▶ Task to complete:
Your task is to repeat the entries underneath exactly, minus the pictures.

Dataset rows:
⁂

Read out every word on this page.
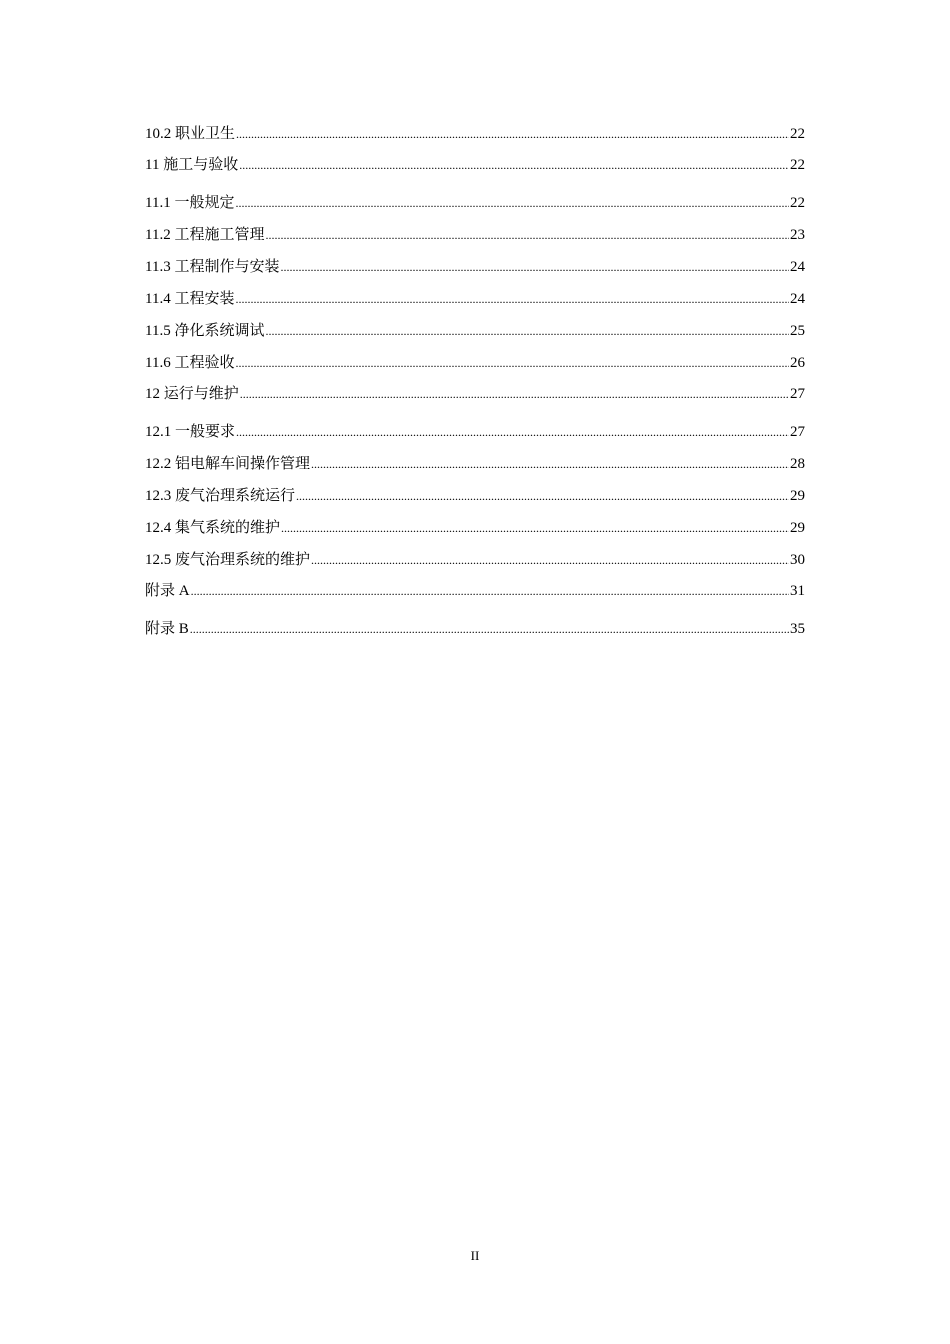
10.2 职业卫生 .....	22
11 施工与验收 .....	22
11.1 一般规定 .....	22
11.2 工程施工管理 .....	23
11.3 工程制作与安装 .....	24
11.4 工程安装 .....	24
11.5 净化系统调试 .....	25
11.6 工程验收 .....	26
12 运行与维护 .....	27
12.1 一般要求 .....	27
12.2 铝电解车间操作管理 .....	28
12.3 废气治理系统运行 .....	29
12.4 集气系统的维护 .....	29
12.5 废气治理系统的维护 .....	30
附录 A .....	31
附录 B .....	35
II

⁂

▶ Answer to this problem:
Read out every word on this page.
10.2 职业卫生 .....	22
11 施工与验收 .....	22
11.1 一般规定 .....	22
11.2 工程施工管理 .....	23
11.3 工程制作与安装 .....	24
11.4 工程安装 .....	24
11.5 净化系统调试 .....	25
11.6 工程验收 .....	26
12 运行与维护 .....	27
12.1 一般要求 .....	27
12.2 铝电解车间操作管理 .....	28
12.3 废气治理系统运行 .....	29
12.4 集气系统的维护 .....	29
12.5 废气治理系统的维护 .....	30
附录 A .....	31
附录 B .....	35
II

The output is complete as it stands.